= WORK TO COMPLETE =
Scan the data beneath this task and copy each line that includes "likes".

(Stored data entries)
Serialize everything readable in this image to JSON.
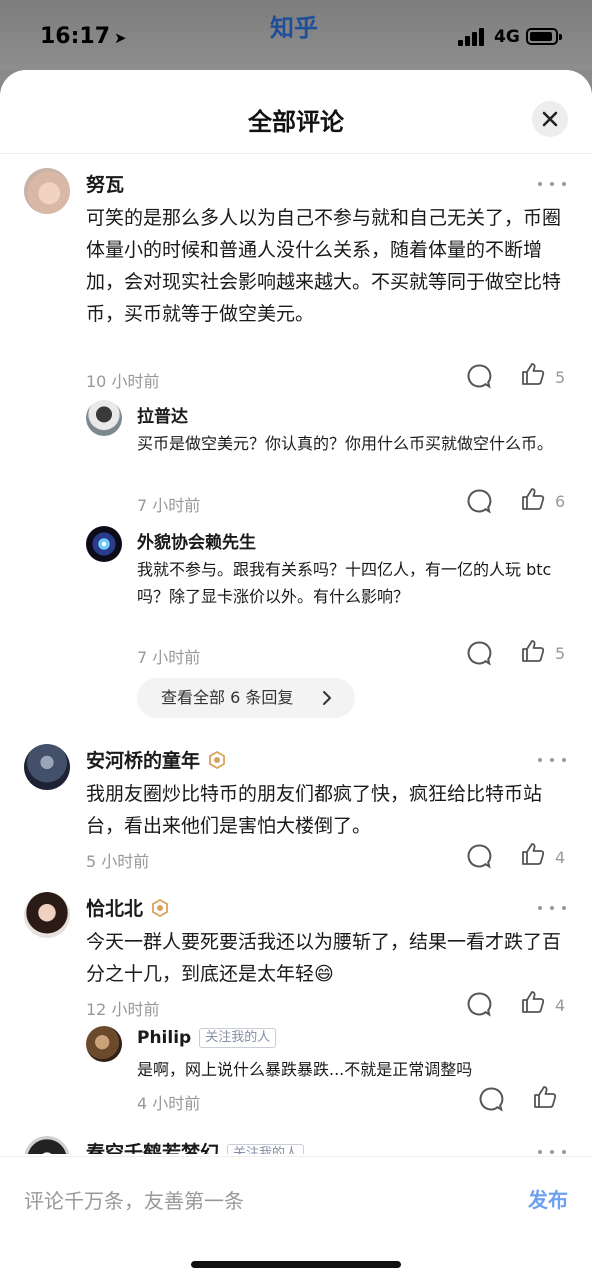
{
  "status_bar": {
    "time": "16:17",
    "app_logo": "知乎",
    "network": "4G"
  },
  "sheet": {
    "title": "全部评论"
  },
  "comments": [
    {
      "name": "努瓦",
      "text": "可笑的是那么多人以为自己不参与就和自己无关了，币圈体量小的时候和普通人没什么关系，随着体量的不断增加，会对现实社会影响越来越大。不买就等同于做空比特币，买币就等于做空美元。",
      "time": "10 小时前",
      "likes": "5",
      "replies": [
        {
          "name": "拉普达",
          "text": "买币是做空美元？你认真的？你用什么币买就做空什么币。",
          "time": "7 小时前",
          "likes": "6"
        },
        {
          "name": "外貌协会赖先生",
          "text": "我就不参与。跟我有关系吗？十四亿人，有一亿的人玩 btc 吗？除了显卡涨价以外。有什么影响？",
          "time": "7 小时前",
          "likes": "5"
        }
      ],
      "see_all": "查看全部 6 条回复"
    },
    {
      "name": "安河桥的童年",
      "text": "我朋友圈炒比特币的朋友们都疯了快，疯狂给比特币站台，看出来他们是害怕大楼倒了。",
      "time": "5 小时前",
      "likes": "4"
    },
    {
      "name": "恰北北",
      "text": "今天一群人要死要活我还以为腰斩了，结果一看才跌了百分之十几，到底还是太年轻",
      "emoji": "😄",
      "time": "12 小时前",
      "likes": "4",
      "replies": [
        {
          "name": "Philip",
          "tag": "关注我的人",
          "text": "是啊，网上说什么暴跌暴跌...不就是正常调整吗",
          "time": "4 小时前"
        }
      ]
    },
    {
      "name": "春空千鹤若梦幻",
      "tag": "关注我的人"
    }
  ],
  "input_bar": {
    "placeholder": "评论千万条，友善第一条",
    "publish": "发布"
  },
  "colors": {
    "accent": "#6ea0f0",
    "muted": "#999999",
    "badge": "#d6a25a"
  }
}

= THE REPLY =
      "likes": "5",
          "likes": "6"
          "likes": "5"
      "likes": "4"
      "likes": "4",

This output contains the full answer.